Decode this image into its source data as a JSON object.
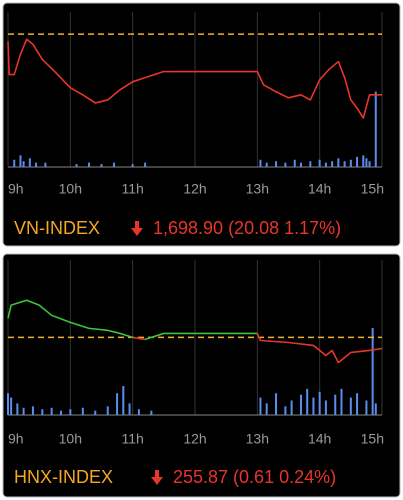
{
  "chart_data": [
    {
      "type": "line",
      "index_name": "VN-INDEX",
      "quote": "1,698.90 (20.08 1.17%)",
      "xlim": [
        9,
        15
      ],
      "xticks": [
        {
          "value": 9,
          "label": "9h"
        },
        {
          "value": 10,
          "label": "10h"
        },
        {
          "value": 11,
          "label": "11h"
        },
        {
          "value": 12,
          "label": "12h"
        },
        {
          "value": 13,
          "label": "13h"
        },
        {
          "value": 14,
          "label": "14h"
        },
        {
          "value": 15,
          "label": "15h"
        }
      ],
      "ylim": [
        1675,
        1723
      ],
      "reference_value": 1718.98,
      "reference_color": "#f0b030",
      "up_color": "#3cc43c",
      "down_color": "#e8352b",
      "price": {
        "x": [
          9.0,
          9.02,
          9.1,
          9.2,
          9.3,
          9.4,
          9.55,
          9.75,
          10.0,
          10.2,
          10.4,
          10.6,
          10.8,
          11.0,
          11.2,
          11.5,
          13.0,
          13.1,
          13.3,
          13.5,
          13.7,
          13.85,
          14.0,
          14.15,
          14.3,
          14.4,
          14.5,
          14.6,
          14.7,
          14.8,
          15.0
        ],
        "values": [
          1716.6,
          1705.6,
          1705.6,
          1712.3,
          1717.3,
          1715.6,
          1710.6,
          1706.6,
          1701.2,
          1698.9,
          1696.2,
          1697.2,
          1700.6,
          1703.2,
          1704.6,
          1706.6,
          1706.6,
          1702.2,
          1699.9,
          1697.9,
          1698.9,
          1697.2,
          1703.9,
          1707.3,
          1709.9,
          1704.6,
          1697.2,
          1694.5,
          1691.2,
          1698.9,
          1698.9
        ]
      },
      "y2lim": [
        0,
        100
      ],
      "volume": {
        "color": "#5b8def",
        "x": [
          9.1,
          9.2,
          9.25,
          9.35,
          9.45,
          9.6,
          10.1,
          10.3,
          10.5,
          10.7,
          11.0,
          11.2,
          13.05,
          13.15,
          13.3,
          13.45,
          13.6,
          13.7,
          13.85,
          14.0,
          14.1,
          14.2,
          14.3,
          14.4,
          14.5,
          14.6,
          14.7,
          14.75,
          14.8,
          14.9
        ],
        "values": [
          5,
          8,
          4,
          6,
          3,
          3,
          2,
          3,
          2,
          3,
          2,
          3,
          5,
          3,
          4,
          3,
          5,
          3,
          4,
          5,
          3,
          4,
          6,
          4,
          5,
          7,
          8,
          6,
          4,
          52
        ]
      }
    },
    {
      "type": "line",
      "index_name": "HNX-INDEX",
      "quote": "255.87 (0.61 0.24%)",
      "xlim": [
        9,
        15
      ],
      "xticks": [
        {
          "value": 9,
          "label": "9h"
        },
        {
          "value": 10,
          "label": "10h"
        },
        {
          "value": 11,
          "label": "11h"
        },
        {
          "value": 12,
          "label": "12h"
        },
        {
          "value": 13,
          "label": "13h"
        },
        {
          "value": 14,
          "label": "14h"
        },
        {
          "value": 15,
          "label": "15h"
        }
      ],
      "ylim": [
        252.2,
        260.2
      ],
      "reference_value": 256.48,
      "reference_color": "#f0b030",
      "up_color": "#3cc43c",
      "down_color": "#e8352b",
      "price": {
        "x": [
          9.0,
          9.05,
          9.3,
          9.5,
          9.7,
          10.0,
          10.3,
          10.6,
          10.8,
          11.0,
          11.2,
          11.5,
          13.0,
          13.05,
          13.5,
          13.9,
          14.1,
          14.2,
          14.3,
          14.5,
          14.8,
          15.0
        ],
        "values": [
          257.53,
          258.26,
          258.53,
          258.26,
          257.7,
          257.31,
          256.98,
          256.87,
          256.7,
          256.48,
          256.37,
          256.7,
          256.7,
          256.31,
          256.2,
          256.04,
          255.48,
          255.76,
          255.09,
          255.65,
          255.76,
          255.87
        ]
      },
      "y2lim": [
        0,
        100
      ],
      "volume": {
        "color": "#5b8def",
        "x": [
          9.0,
          9.05,
          9.15,
          9.25,
          9.4,
          9.55,
          9.7,
          9.85,
          10.0,
          10.2,
          10.4,
          10.6,
          10.75,
          10.85,
          10.95,
          11.1,
          11.3,
          13.05,
          13.15,
          13.3,
          13.45,
          13.55,
          13.7,
          13.8,
          13.9,
          14.0,
          14.1,
          14.25,
          14.35,
          14.5,
          14.6,
          14.75,
          14.85,
          14.9
        ],
        "values": [
          15,
          12,
          8,
          5,
          6,
          4,
          5,
          3,
          4,
          5,
          3,
          6,
          15,
          20,
          8,
          4,
          3,
          12,
          8,
          15,
          6,
          10,
          14,
          18,
          12,
          16,
          10,
          14,
          18,
          12,
          15,
          10,
          60,
          8
        ]
      }
    }
  ]
}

++++++++++

Challenge
Find how many of the lines above have the word "quote" in them. State only that number.

Exercise result
2